**Exercise**
Scan the material that follows. Copy every line containing the word "name".

Start Data extract

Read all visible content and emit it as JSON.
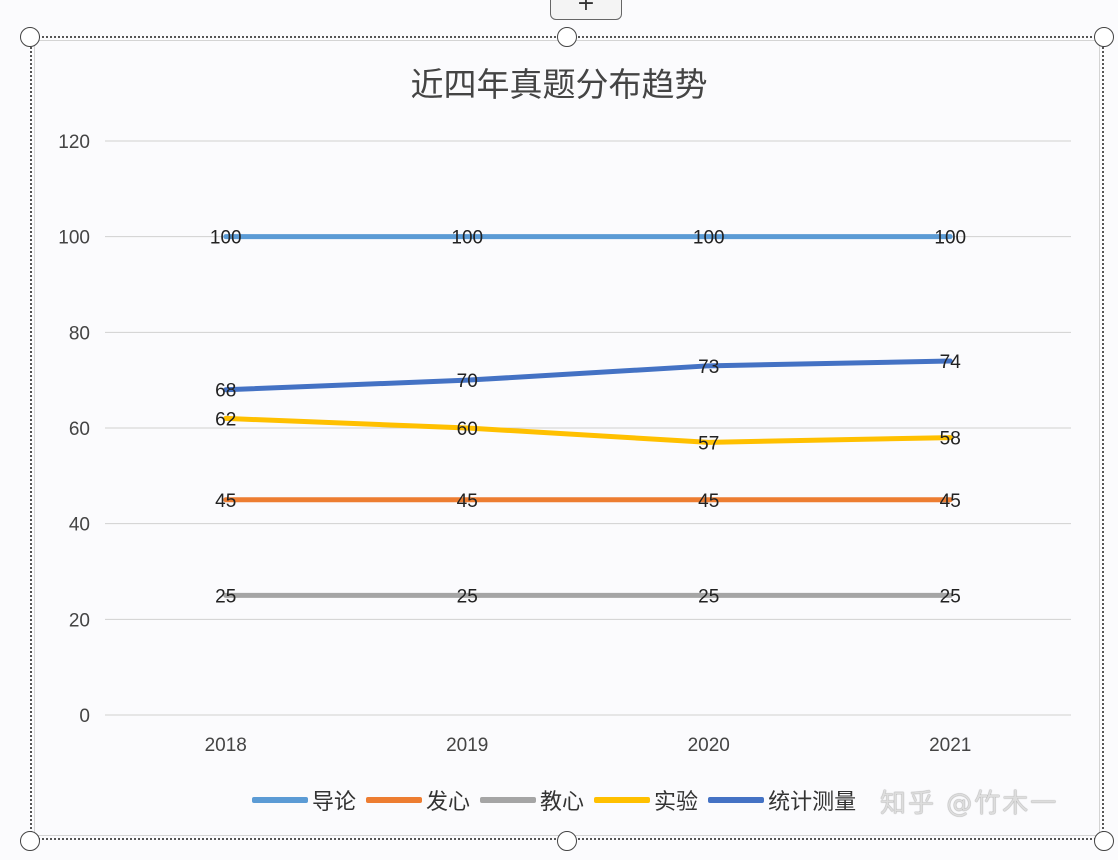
{
  "toolbar": {
    "add_element_label": "+"
  },
  "chart_data": {
    "type": "line",
    "title": "近四年真题分布趋势",
    "xlabel": "",
    "ylabel": "",
    "categories": [
      "2018",
      "2019",
      "2020",
      "2021"
    ],
    "ylim": [
      0,
      120
    ],
    "yticks": [
      0,
      20,
      40,
      60,
      80,
      100,
      120
    ],
    "grid": true,
    "legend_position": "bottom",
    "data_labels": true,
    "series": [
      {
        "name": "导论",
        "color": "#5b9bd5",
        "values": [
          100,
          100,
          100,
          100
        ]
      },
      {
        "name": "发心",
        "color": "#ed7d31",
        "values": [
          45,
          45,
          45,
          45
        ]
      },
      {
        "name": "教心",
        "color": "#a5a5a5",
        "values": [
          25,
          25,
          25,
          25
        ]
      },
      {
        "name": "实验",
        "color": "#ffc000",
        "values": [
          62,
          60,
          57,
          58
        ]
      },
      {
        "name": "统计测量",
        "color": "#4472c4",
        "values": [
          68,
          70,
          73,
          74
        ]
      }
    ]
  },
  "watermark": "知乎 @竹木一"
}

End Data extract

**Reply to the task**
        "name": "导论",
        "name": "发心",
        "name": "教心",
        "name": "实验",
        "name": "统计测量",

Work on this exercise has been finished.